--- begin Input data ---

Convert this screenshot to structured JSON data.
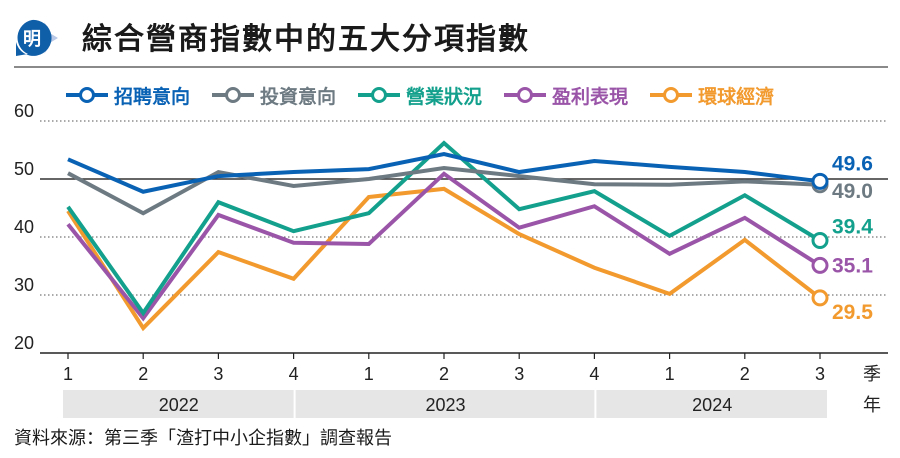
{
  "header": {
    "logo_char": "明",
    "title": "綜合營商指數中的五大分項指數"
  },
  "colors": {
    "logo_blue": "#0f5ea8",
    "logo_light": "#b9c8e6",
    "zero_line": "#333333",
    "grid": "#555555",
    "year_band": "#e6e6e6"
  },
  "chart_data": {
    "type": "line",
    "title": "綜合營商指數中的五大分項指數",
    "xlabel": "季",
    "xlabel_year": "年",
    "ylabel": "",
    "ylim": [
      20,
      60
    ],
    "yticks": [
      20,
      30,
      40,
      50,
      60
    ],
    "reference_line": 50,
    "grid": true,
    "legend_position": "top",
    "x": [
      "1",
      "2",
      "3",
      "4",
      "1",
      "2",
      "3",
      "4",
      "1",
      "2",
      "3"
    ],
    "years": [
      {
        "label": "2022",
        "quarters": 4
      },
      {
        "label": "2023",
        "quarters": 4
      },
      {
        "label": "2024",
        "quarters": 3
      }
    ],
    "series": [
      {
        "name": "招聘意向",
        "color": "#0a62b5",
        "values": [
          53.4,
          47.8,
          50.5,
          51.2,
          51.7,
          54.3,
          51.2,
          53.1,
          52.1,
          51.2,
          49.6
        ],
        "end_label": "49.6"
      },
      {
        "name": "投資意向",
        "color": "#6d7a82",
        "values": [
          51.0,
          44.1,
          51.2,
          48.8,
          50.0,
          51.9,
          50.5,
          49.1,
          49.0,
          49.6,
          49.0
        ],
        "end_label": "49.0"
      },
      {
        "name": "營業狀況",
        "color": "#13a08c",
        "values": [
          45.2,
          26.9,
          46.0,
          41.0,
          44.1,
          56.2,
          44.8,
          47.9,
          40.2,
          47.2,
          39.4
        ],
        "end_label": "39.4"
      },
      {
        "name": "盈利表現",
        "color": "#9a55a8",
        "values": [
          42.2,
          26.0,
          43.8,
          39.0,
          38.8,
          50.9,
          41.6,
          45.3,
          37.1,
          43.3,
          35.1
        ],
        "end_label": "35.1"
      },
      {
        "name": "環球經濟",
        "color": "#f29a2e",
        "values": [
          44.5,
          24.3,
          37.4,
          32.8,
          46.9,
          48.3,
          40.5,
          34.7,
          30.2,
          39.5,
          29.5
        ],
        "end_label": "29.5"
      }
    ]
  },
  "footer": {
    "source": "資料來源：第三季「渣打中小企指數」調查報告"
  }
}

--- end Input data ---

Tally the lines in these entries that have the string "title" in them, then answer with the count and nothing else.

Complete answer
2